What needs to be done: Your task is to repeat the entries exactly. Leave the pictures out.

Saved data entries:
______________________________

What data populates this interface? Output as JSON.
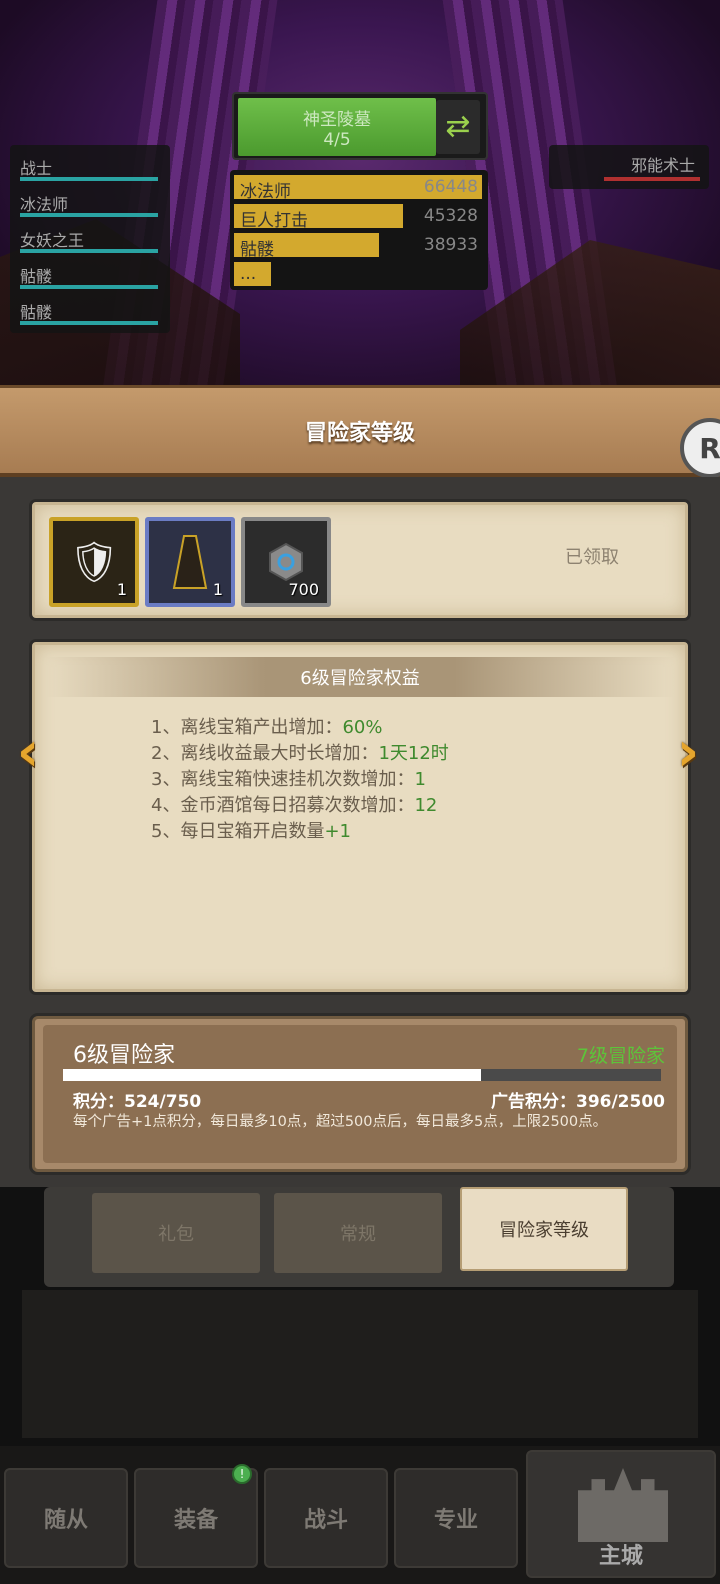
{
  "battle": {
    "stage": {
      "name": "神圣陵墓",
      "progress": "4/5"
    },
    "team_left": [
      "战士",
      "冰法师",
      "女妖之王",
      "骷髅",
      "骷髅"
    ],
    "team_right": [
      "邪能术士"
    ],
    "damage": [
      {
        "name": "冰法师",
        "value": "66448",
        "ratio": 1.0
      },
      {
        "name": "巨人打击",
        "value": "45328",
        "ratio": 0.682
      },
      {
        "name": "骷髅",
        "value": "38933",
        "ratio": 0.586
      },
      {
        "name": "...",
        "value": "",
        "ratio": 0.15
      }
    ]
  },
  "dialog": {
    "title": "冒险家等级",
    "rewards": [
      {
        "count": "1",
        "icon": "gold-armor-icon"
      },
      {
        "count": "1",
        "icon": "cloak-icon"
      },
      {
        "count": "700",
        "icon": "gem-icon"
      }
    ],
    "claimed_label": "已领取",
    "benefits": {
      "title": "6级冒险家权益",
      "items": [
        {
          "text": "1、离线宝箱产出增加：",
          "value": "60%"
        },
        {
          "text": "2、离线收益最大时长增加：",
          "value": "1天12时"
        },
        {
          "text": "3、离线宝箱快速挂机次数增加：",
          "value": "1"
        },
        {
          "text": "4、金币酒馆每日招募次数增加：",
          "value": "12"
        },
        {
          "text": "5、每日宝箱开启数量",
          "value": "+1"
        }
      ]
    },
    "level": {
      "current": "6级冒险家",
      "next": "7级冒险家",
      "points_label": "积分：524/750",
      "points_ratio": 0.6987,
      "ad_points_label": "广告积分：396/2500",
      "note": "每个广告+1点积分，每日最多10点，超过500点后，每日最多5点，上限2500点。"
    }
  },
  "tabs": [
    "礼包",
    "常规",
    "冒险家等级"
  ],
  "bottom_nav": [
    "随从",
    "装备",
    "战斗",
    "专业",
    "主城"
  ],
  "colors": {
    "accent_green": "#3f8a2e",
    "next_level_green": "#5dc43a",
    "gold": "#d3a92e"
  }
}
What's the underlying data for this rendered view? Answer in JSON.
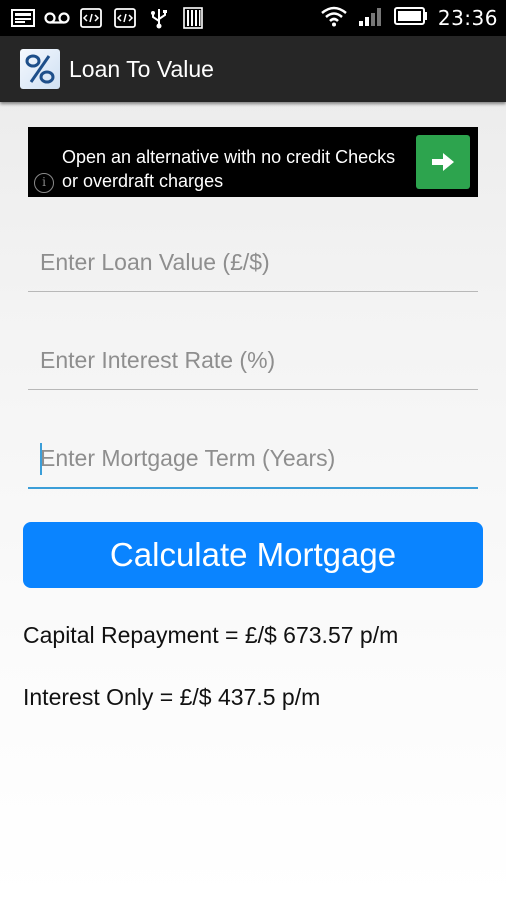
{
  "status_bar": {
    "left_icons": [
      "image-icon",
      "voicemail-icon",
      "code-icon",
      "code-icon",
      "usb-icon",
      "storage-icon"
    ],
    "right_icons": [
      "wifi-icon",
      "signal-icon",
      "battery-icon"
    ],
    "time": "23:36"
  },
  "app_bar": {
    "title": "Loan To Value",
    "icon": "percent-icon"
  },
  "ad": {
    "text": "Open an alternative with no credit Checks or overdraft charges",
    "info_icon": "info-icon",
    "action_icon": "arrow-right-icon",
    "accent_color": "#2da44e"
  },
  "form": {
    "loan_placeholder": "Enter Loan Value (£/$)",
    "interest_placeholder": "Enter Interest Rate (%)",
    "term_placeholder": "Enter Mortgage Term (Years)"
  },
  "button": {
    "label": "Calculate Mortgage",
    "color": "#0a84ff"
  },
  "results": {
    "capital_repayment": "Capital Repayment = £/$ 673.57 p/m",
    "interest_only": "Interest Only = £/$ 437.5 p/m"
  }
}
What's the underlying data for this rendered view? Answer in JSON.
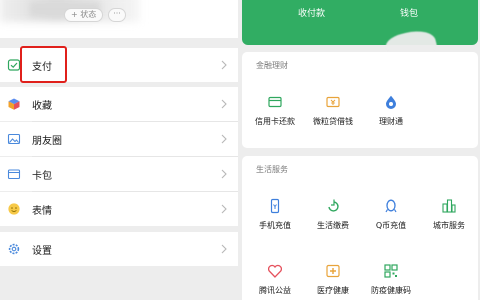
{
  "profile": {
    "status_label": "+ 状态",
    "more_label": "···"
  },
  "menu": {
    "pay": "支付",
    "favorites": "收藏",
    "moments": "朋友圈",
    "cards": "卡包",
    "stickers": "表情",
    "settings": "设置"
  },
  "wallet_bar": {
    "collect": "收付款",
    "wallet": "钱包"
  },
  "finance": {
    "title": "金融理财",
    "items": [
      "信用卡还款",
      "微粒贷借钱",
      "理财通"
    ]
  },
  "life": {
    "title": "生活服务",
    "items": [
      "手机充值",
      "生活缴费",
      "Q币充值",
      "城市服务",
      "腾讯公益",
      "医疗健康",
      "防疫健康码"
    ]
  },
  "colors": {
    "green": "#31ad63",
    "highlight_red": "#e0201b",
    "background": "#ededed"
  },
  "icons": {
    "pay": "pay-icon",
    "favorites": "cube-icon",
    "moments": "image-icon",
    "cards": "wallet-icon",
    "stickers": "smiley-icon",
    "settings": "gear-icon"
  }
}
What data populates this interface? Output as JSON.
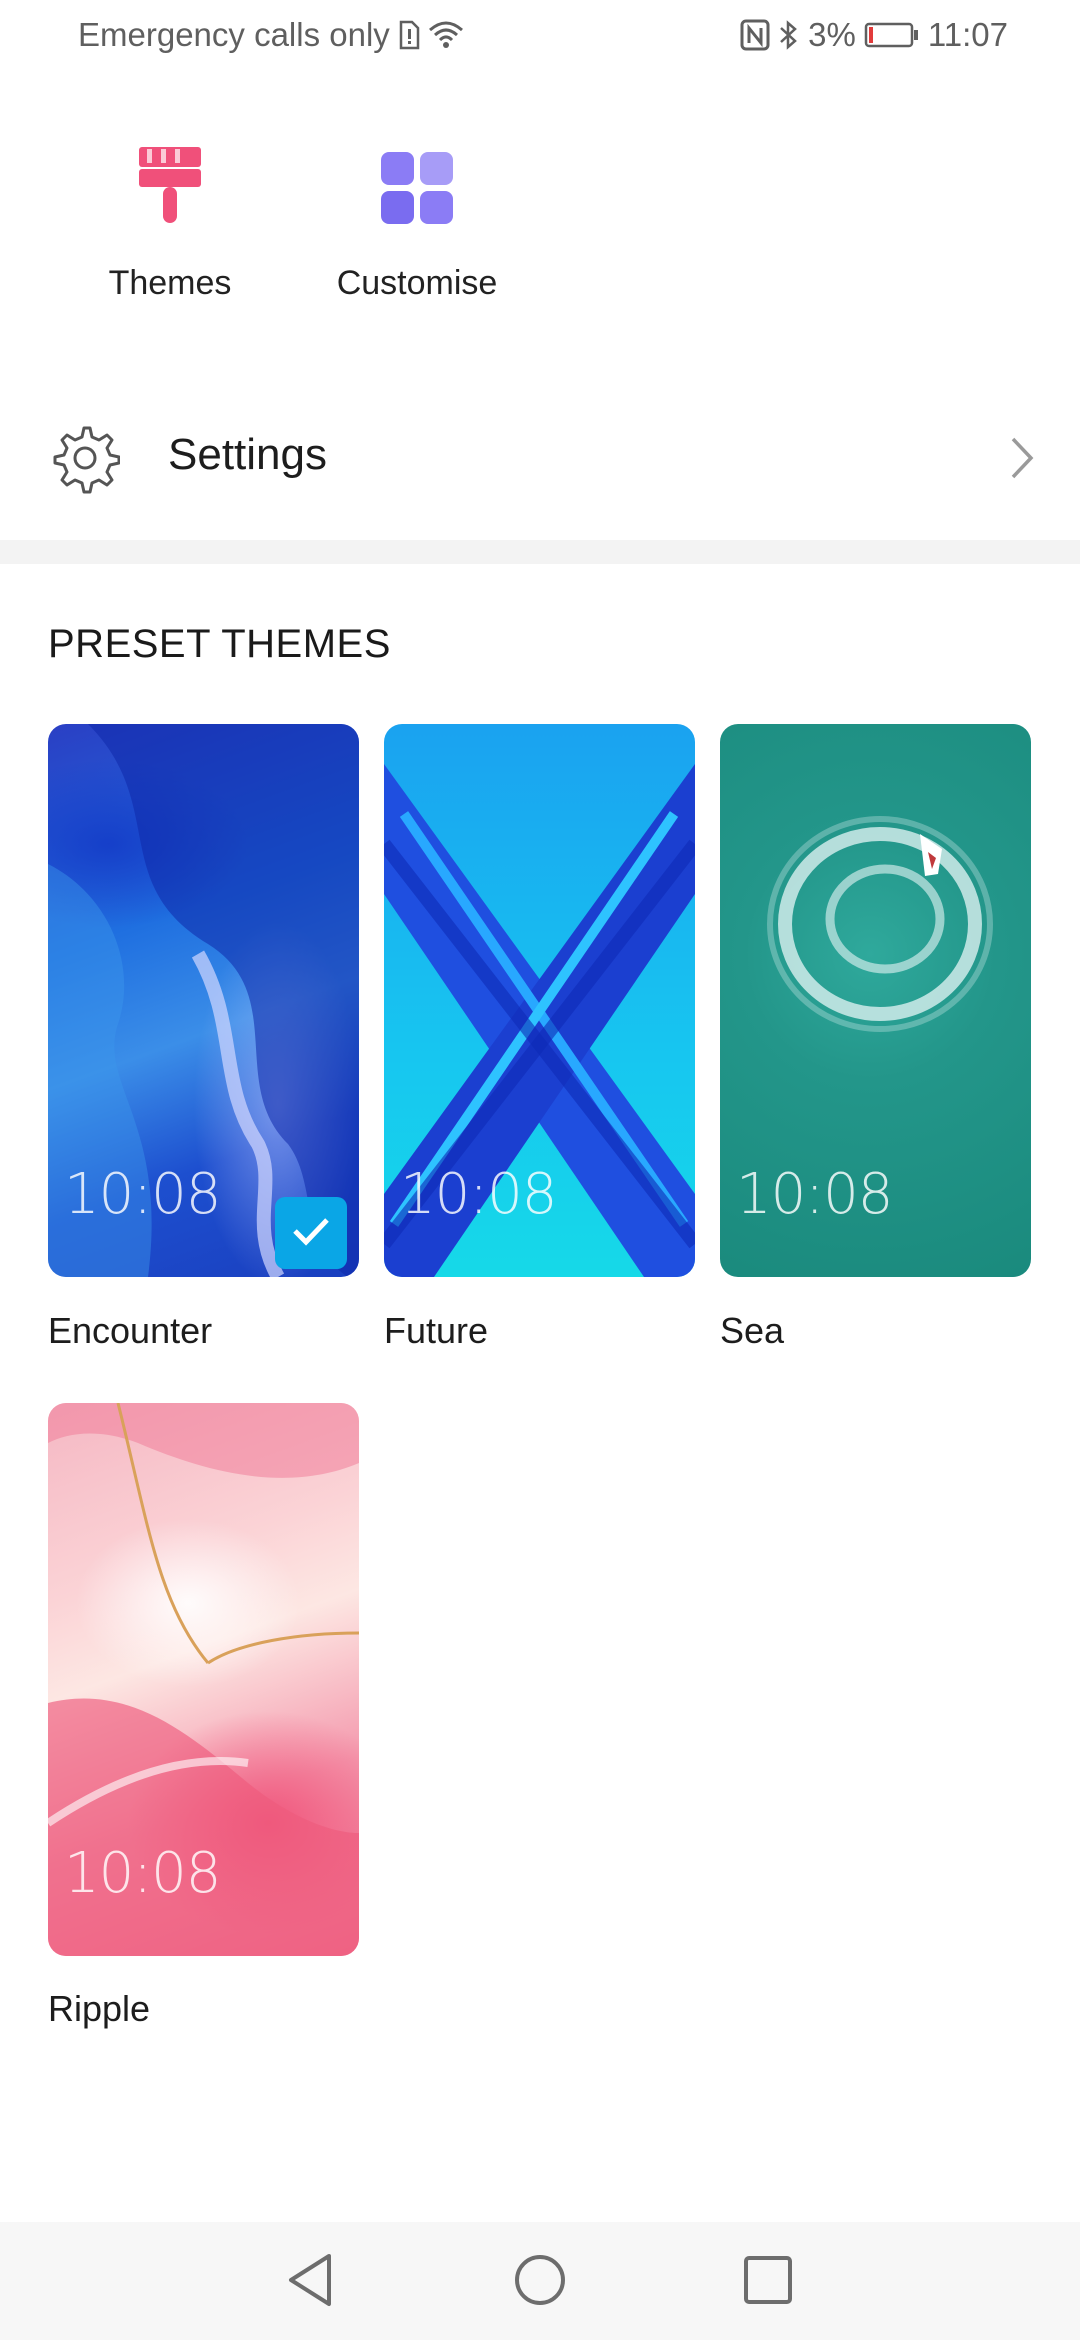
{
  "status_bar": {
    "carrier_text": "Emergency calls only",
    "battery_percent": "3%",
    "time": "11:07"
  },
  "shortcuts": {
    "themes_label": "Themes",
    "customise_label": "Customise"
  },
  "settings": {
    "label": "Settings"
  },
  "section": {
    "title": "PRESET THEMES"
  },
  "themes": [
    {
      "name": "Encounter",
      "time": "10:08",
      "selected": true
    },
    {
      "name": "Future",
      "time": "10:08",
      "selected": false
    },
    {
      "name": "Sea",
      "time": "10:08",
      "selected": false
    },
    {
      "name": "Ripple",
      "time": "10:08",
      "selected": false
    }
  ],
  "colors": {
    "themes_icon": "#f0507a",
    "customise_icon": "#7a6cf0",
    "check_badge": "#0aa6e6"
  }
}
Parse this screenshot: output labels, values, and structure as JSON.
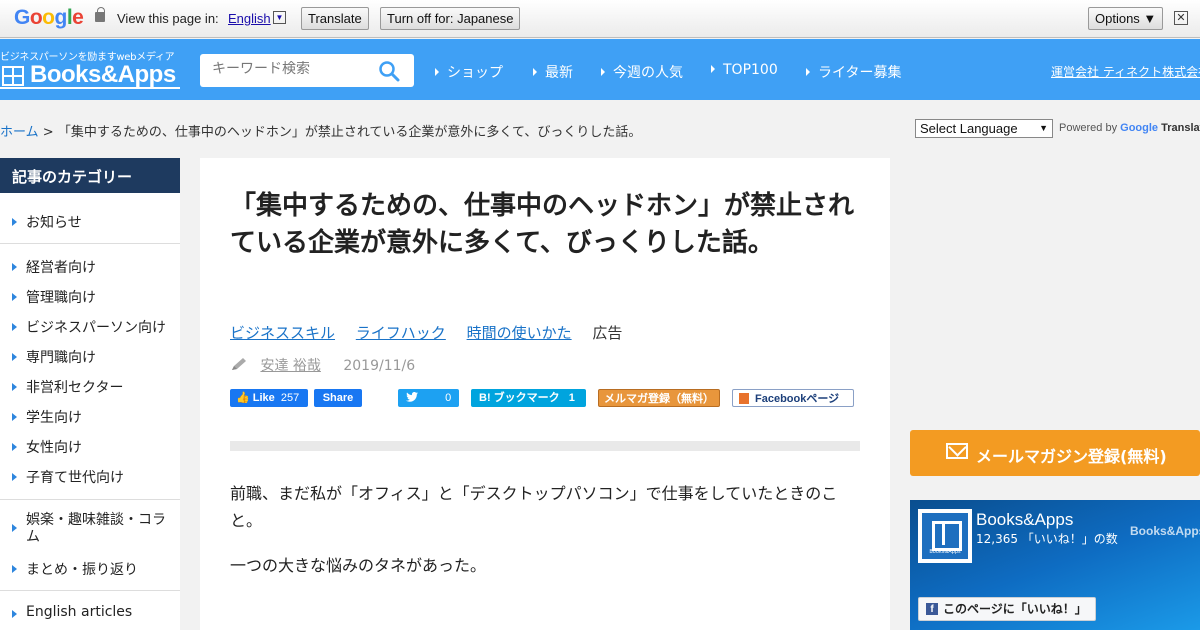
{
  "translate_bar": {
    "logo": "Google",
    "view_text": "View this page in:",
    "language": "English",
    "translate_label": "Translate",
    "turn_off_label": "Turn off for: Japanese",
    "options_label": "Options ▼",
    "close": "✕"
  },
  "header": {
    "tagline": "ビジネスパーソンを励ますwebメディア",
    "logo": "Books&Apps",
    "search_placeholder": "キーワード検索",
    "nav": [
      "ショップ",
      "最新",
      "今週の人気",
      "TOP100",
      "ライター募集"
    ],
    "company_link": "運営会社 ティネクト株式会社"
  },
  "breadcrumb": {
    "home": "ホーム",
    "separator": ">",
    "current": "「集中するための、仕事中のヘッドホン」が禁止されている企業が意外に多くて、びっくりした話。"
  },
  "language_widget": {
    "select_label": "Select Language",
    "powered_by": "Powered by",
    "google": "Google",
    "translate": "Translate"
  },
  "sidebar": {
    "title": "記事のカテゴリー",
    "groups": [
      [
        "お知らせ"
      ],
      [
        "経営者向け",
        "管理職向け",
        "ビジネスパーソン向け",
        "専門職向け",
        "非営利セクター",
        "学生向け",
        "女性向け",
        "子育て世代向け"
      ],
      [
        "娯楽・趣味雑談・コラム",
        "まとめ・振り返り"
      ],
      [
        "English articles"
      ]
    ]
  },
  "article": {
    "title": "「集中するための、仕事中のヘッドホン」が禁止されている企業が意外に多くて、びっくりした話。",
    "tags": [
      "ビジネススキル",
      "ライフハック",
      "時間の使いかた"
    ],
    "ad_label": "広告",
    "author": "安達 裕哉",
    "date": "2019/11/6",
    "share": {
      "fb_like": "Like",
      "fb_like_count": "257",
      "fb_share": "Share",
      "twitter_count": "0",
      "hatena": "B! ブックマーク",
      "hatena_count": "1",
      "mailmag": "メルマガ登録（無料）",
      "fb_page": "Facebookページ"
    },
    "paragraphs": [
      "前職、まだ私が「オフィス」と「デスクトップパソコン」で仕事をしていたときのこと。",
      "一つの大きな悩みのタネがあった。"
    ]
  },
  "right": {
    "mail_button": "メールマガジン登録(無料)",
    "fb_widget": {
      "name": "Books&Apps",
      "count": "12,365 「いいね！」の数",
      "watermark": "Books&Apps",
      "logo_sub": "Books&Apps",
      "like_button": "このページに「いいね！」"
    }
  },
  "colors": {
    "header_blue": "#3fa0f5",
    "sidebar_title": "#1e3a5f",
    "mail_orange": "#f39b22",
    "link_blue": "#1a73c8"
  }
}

______________________________

Response:
What data populates this interface? Output as JSON.
{
  "battle": {
    "stage": {
      "name": "神圣陵墓",
      "progress": "4/5"
    },
    "team_left": [
      "战士",
      "冰法师",
      "女妖之王",
      "骷髅",
      "骷髅"
    ],
    "team_right": [
      "邪能术士"
    ],
    "damage": [
      {
        "name": "冰法师",
        "value": "66448",
        "ratio": 1.0
      },
      {
        "name": "巨人打击",
        "value": "45328",
        "ratio": 0.682
      },
      {
        "name": "骷髅",
        "value": "38933",
        "ratio": 0.586
      },
      {
        "name": "...",
        "value": "",
        "ratio": 0.15
      }
    ]
  },
  "dialog": {
    "title": "冒险家等级",
    "rewards": [
      {
        "count": "1",
        "icon": "gold-armor-icon"
      },
      {
        "count": "1",
        "icon": "cloak-icon"
      },
      {
        "count": "700",
        "icon": "gem-icon"
      }
    ],
    "claimed_label": "已领取",
    "benefits": {
      "title": "6级冒险家权益",
      "items": [
        {
          "text": "1、离线宝箱产出增加：",
          "value": "60%"
        },
        {
          "text": "2、离线收益最大时长增加：",
          "value": "1天12时"
        },
        {
          "text": "3、离线宝箱快速挂机次数增加：",
          "value": "1"
        },
        {
          "text": "4、金币酒馆每日招募次数增加：",
          "value": "12"
        },
        {
          "text": "5、每日宝箱开启数量",
          "value": "+1"
        }
      ]
    },
    "level": {
      "current": "6级冒险家",
      "next": "7级冒险家",
      "points_label": "积分：524/750",
      "points_ratio": 0.6987,
      "ad_points_label": "广告积分：396/2500",
      "note": "每个广告+1点积分，每日最多10点，超过500点后，每日最多5点，上限2500点。"
    }
  },
  "tabs": [
    "礼包",
    "常规",
    "冒险家等级"
  ],
  "bottom_nav": [
    "随从",
    "装备",
    "战斗",
    "专业",
    "主城"
  ],
  "colors": {
    "accent_green": "#3f8a2e",
    "next_level_green": "#5dc43a",
    "gold": "#d3a92e"
  }
}
What's the underlying data for this rendered view? Answer in JSON.
{
  "status_bar": {
    "left_icons": [
      "image-icon",
      "voicemail-icon",
      "code-icon",
      "code-icon",
      "usb-icon",
      "storage-icon"
    ],
    "right_icons": [
      "wifi-icon",
      "signal-icon",
      "battery-icon"
    ],
    "time": "23:36"
  },
  "app_bar": {
    "title": "Loan To Value",
    "icon": "percent-icon"
  },
  "ad": {
    "text": "Open an alternative with no credit Checks or overdraft charges",
    "info_icon": "info-icon",
    "action_icon": "arrow-right-icon",
    "accent_color": "#2da44e"
  },
  "form": {
    "loan_placeholder": "Enter Loan Value (£/$)",
    "interest_placeholder": "Enter Interest Rate (%)",
    "term_placeholder": "Enter Mortgage Term (Years)"
  },
  "button": {
    "label": "Calculate Mortgage",
    "color": "#0a84ff"
  },
  "results": {
    "capital_repayment": "Capital Repayment = £/$ 673.57 p/m",
    "interest_only": "Interest Only = £/$ 437.5 p/m"
  }
}
What's the underlying data for this rendered view? Answer in JSON.
{
  "profile": {
    "status_label": "+ 状态",
    "more_label": "···"
  },
  "menu": {
    "pay": "支付",
    "favorites": "收藏",
    "moments": "朋友圈",
    "cards": "卡包",
    "stickers": "表情",
    "settings": "设置"
  },
  "wallet_bar": {
    "collect": "收付款",
    "wallet": "钱包"
  },
  "finance": {
    "title": "金融理财",
    "items": [
      "信用卡还款",
      "微粒贷借钱",
      "理财通"
    ]
  },
  "life": {
    "title": "生活服务",
    "items": [
      "手机充值",
      "生活缴费",
      "Q币充值",
      "城市服务",
      "腾讯公益",
      "医疗健康",
      "防疫健康码"
    ]
  },
  "colors": {
    "green": "#31ad63",
    "highlight_red": "#e0201b",
    "background": "#ededed"
  },
  "icons": {
    "pay": "pay-icon",
    "favorites": "cube-icon",
    "moments": "image-icon",
    "cards": "wallet-icon",
    "stickers": "smiley-icon",
    "settings": "gear-icon"
  }
}
What data populates this interface? Output as JSON.
{
  "status_bar": {
    "carrier_text": "Emergency calls only",
    "battery_percent": "3%",
    "time": "11:07"
  },
  "shortcuts": {
    "themes_label": "Themes",
    "customise_label": "Customise"
  },
  "settings": {
    "label": "Settings"
  },
  "section": {
    "title": "PRESET THEMES"
  },
  "themes": [
    {
      "name": "Encounter",
      "time": "10:08",
      "selected": true
    },
    {
      "name": "Future",
      "time": "10:08",
      "selected": false
    },
    {
      "name": "Sea",
      "time": "10:08",
      "selected": false
    },
    {
      "name": "Ripple",
      "time": "10:08",
      "selected": false
    }
  ],
  "colors": {
    "themes_icon": "#f0507a",
    "customise_icon": "#7a6cf0",
    "check_badge": "#0aa6e6"
  }
}
Parse this screenshot: output labels, values, and structure as JSON.
{
  "translate_bar": {
    "logo": "Google",
    "view_text": "View this page in:",
    "language": "English",
    "translate_label": "Translate",
    "turn_off_label": "Turn off for: Japanese",
    "options_label": "Options ▼",
    "close": "✕"
  },
  "header": {
    "tagline": "ビジネスパーソンを励ますwebメディア",
    "logo": "Books&Apps",
    "search_placeholder": "キーワード検索",
    "nav": [
      "ショップ",
      "最新",
      "今週の人気",
      "TOP100",
      "ライター募集"
    ],
    "company_link": "運営会社 ティネクト株式会社"
  },
  "breadcrumb": {
    "home": "ホーム",
    "separator": ">",
    "current": "「集中するための、仕事中のヘッドホン」が禁止されている企業が意外に多くて、びっくりした話。"
  },
  "language_widget": {
    "select_label": "Select Language",
    "powered_by": "Powered by",
    "google": "Google",
    "translate": "Translate"
  },
  "sidebar": {
    "title": "記事のカテゴリー",
    "groups": [
      [
        "お知らせ"
      ],
      [
        "経営者向け",
        "管理職向け",
        "ビジネスパーソン向け",
        "専門職向け",
        "非営利セクター",
        "学生向け",
        "女性向け",
        "子育て世代向け"
      ],
      [
        "娯楽・趣味雑談・コラム",
        "まとめ・振り返り"
      ],
      [
        "English articles"
      ]
    ]
  },
  "article": {
    "title": "「集中するための、仕事中のヘッドホン」が禁止されている企業が意外に多くて、びっくりした話。",
    "tags": [
      "ビジネススキル",
      "ライフハック",
      "時間の使いかた"
    ],
    "ad_label": "広告",
    "author": "安達 裕哉",
    "date": "2019/11/6",
    "share": {
      "fb_like": "Like",
      "fb_like_count": "257",
      "fb_share": "Share",
      "twitter_count": "0",
      "hatena": "B! ブックマーク",
      "hatena_count": "1",
      "mailmag": "メルマガ登録（無料）",
      "fb_page": "Facebookページ"
    },
    "paragraphs": [
      "前職、まだ私が「オフィス」と「デスクトップパソコン」で仕事をしていたときのこと。",
      "一つの大きな悩みのタネがあった。"
    ]
  },
  "right": {
    "mail_button": "メールマガジン登録(無料)",
    "fb_widget": {
      "name": "Books&Apps",
      "count": "12,365 「いいね！」の数",
      "watermark": "Books&Apps",
      "logo_sub": "Books&Apps",
      "like_button": "このページに「いいね！」"
    }
  },
  "colors": {
    "header_blue": "#3fa0f5",
    "sidebar_title": "#1e3a5f",
    "mail_orange": "#f39b22",
    "link_blue": "#1a73c8"
  }
}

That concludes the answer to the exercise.